_Stated exercise_
Your task is to write out the complete listing exactly as it is shown.

(Items from a dataset)
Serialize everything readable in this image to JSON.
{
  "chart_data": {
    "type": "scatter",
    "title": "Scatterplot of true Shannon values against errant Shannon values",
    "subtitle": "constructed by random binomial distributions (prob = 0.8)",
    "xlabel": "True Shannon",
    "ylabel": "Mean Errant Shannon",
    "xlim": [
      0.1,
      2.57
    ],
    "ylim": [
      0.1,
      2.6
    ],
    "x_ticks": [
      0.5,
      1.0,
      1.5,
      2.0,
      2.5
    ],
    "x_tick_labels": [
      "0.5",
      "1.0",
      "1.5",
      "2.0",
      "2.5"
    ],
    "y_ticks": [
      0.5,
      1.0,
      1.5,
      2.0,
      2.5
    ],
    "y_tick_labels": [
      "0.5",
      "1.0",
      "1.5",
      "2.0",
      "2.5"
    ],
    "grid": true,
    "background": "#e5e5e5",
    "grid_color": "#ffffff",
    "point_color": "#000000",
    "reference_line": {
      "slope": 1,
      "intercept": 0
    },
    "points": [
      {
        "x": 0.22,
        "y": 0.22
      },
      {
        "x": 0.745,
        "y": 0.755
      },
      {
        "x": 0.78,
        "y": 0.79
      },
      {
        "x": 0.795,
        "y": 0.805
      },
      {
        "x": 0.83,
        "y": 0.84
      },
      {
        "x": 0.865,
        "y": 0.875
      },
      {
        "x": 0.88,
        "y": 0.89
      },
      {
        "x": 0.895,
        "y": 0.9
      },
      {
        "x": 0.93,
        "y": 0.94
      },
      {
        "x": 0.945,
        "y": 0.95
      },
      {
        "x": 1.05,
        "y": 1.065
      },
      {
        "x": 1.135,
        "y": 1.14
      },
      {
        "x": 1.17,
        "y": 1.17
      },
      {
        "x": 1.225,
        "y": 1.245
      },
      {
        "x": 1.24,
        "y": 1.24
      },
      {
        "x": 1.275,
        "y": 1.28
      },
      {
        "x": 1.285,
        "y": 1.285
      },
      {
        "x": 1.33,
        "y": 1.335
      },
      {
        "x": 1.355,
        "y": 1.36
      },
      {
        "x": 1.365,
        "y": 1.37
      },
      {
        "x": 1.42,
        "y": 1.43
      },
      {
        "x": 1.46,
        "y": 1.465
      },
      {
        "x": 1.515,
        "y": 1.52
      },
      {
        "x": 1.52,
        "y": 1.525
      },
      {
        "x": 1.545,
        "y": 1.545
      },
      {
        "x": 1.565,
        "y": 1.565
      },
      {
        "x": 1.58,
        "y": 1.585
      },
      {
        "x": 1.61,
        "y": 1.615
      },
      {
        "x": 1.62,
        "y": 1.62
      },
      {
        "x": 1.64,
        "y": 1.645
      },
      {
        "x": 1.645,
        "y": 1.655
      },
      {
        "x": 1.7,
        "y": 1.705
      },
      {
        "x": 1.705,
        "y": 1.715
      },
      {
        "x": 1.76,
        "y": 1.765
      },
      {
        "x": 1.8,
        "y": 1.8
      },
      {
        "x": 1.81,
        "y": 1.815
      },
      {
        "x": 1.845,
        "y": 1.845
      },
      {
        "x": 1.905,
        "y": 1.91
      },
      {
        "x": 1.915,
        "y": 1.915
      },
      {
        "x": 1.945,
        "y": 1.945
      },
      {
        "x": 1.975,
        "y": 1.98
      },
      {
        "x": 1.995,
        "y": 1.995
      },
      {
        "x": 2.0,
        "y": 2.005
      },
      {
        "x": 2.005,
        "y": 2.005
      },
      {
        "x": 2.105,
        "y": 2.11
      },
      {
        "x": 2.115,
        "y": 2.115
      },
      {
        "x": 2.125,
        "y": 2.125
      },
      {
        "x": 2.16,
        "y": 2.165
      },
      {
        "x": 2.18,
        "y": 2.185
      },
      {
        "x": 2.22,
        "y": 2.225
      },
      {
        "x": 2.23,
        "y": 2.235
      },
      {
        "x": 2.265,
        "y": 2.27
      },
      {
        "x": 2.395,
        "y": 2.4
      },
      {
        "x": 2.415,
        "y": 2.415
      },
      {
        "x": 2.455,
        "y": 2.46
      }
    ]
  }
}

_Response to the exercise_
Serialize everything readable in this image to JSON.
{
  "chart_data": {
    "type": "scatter",
    "title": "Scatterplot of true Shannon values against errant Shannon values",
    "subtitle": "constructed by random binomial distributions (prob = 0.8)",
    "xlabel": "True Shannon",
    "ylabel": "Mean Errant Shannon",
    "xlim": [
      0.1,
      2.57
    ],
    "ylim": [
      0.1,
      2.6
    ],
    "x_ticks": [
      0.5,
      1.0,
      1.5,
      2.0,
      2.5
    ],
    "x_tick_labels": [
      "0.5",
      "1.0",
      "1.5",
      "2.0",
      "2.5"
    ],
    "y_ticks": [
      0.5,
      1.0,
      1.5,
      2.0,
      2.5
    ],
    "y_tick_labels": [
      "0.5",
      "1.0",
      "1.5",
      "2.0",
      "2.5"
    ],
    "grid": true,
    "background": "#e5e5e5",
    "grid_color": "#ffffff",
    "point_color": "#000000",
    "reference_line": {
      "slope": 1,
      "intercept": 0
    },
    "points": [
      {
        "x": 0.22,
        "y": 0.22
      },
      {
        "x": 0.745,
        "y": 0.755
      },
      {
        "x": 0.78,
        "y": 0.79
      },
      {
        "x": 0.795,
        "y": 0.805
      },
      {
        "x": 0.83,
        "y": 0.84
      },
      {
        "x": 0.865,
        "y": 0.875
      },
      {
        "x": 0.88,
        "y": 0.89
      },
      {
        "x": 0.895,
        "y": 0.9
      },
      {
        "x": 0.93,
        "y": 0.94
      },
      {
        "x": 0.945,
        "y": 0.95
      },
      {
        "x": 1.05,
        "y": 1.065
      },
      {
        "x": 1.135,
        "y": 1.14
      },
      {
        "x": 1.17,
        "y": 1.17
      },
      {
        "x": 1.225,
        "y": 1.245
      },
      {
        "x": 1.24,
        "y": 1.24
      },
      {
        "x": 1.275,
        "y": 1.28
      },
      {
        "x": 1.285,
        "y": 1.285
      },
      {
        "x": 1.33,
        "y": 1.335
      },
      {
        "x": 1.355,
        "y": 1.36
      },
      {
        "x": 1.365,
        "y": 1.37
      },
      {
        "x": 1.42,
        "y": 1.43
      },
      {
        "x": 1.46,
        "y": 1.465
      },
      {
        "x": 1.515,
        "y": 1.52
      },
      {
        "x": 1.52,
        "y": 1.525
      },
      {
        "x": 1.545,
        "y": 1.545
      },
      {
        "x": 1.565,
        "y": 1.565
      },
      {
        "x": 1.58,
        "y": 1.585
      },
      {
        "x": 1.61,
        "y": 1.615
      },
      {
        "x": 1.62,
        "y": 1.62
      },
      {
        "x": 1.64,
        "y": 1.645
      },
      {
        "x": 1.645,
        "y": 1.655
      },
      {
        "x": 1.7,
        "y": 1.705
      },
      {
        "x": 1.705,
        "y": 1.715
      },
      {
        "x": 1.76,
        "y": 1.765
      },
      {
        "x": 1.8,
        "y": 1.8
      },
      {
        "x": 1.81,
        "y": 1.815
      },
      {
        "x": 1.845,
        "y": 1.845
      },
      {
        "x": 1.905,
        "y": 1.91
      },
      {
        "x": 1.915,
        "y": 1.915
      },
      {
        "x": 1.945,
        "y": 1.945
      },
      {
        "x": 1.975,
        "y": 1.98
      },
      {
        "x": 1.995,
        "y": 1.995
      },
      {
        "x": 2.0,
        "y": 2.005
      },
      {
        "x": 2.005,
        "y": 2.005
      },
      {
        "x": 2.105,
        "y": 2.11
      },
      {
        "x": 2.115,
        "y": 2.115
      },
      {
        "x": 2.125,
        "y": 2.125
      },
      {
        "x": 2.16,
        "y": 2.165
      },
      {
        "x": 2.18,
        "y": 2.185
      },
      {
        "x": 2.22,
        "y": 2.225
      },
      {
        "x": 2.23,
        "y": 2.235
      },
      {
        "x": 2.265,
        "y": 2.27
      },
      {
        "x": 2.395,
        "y": 2.4
      },
      {
        "x": 2.415,
        "y": 2.415
      },
      {
        "x": 2.455,
        "y": 2.46
      }
    ]
  }
}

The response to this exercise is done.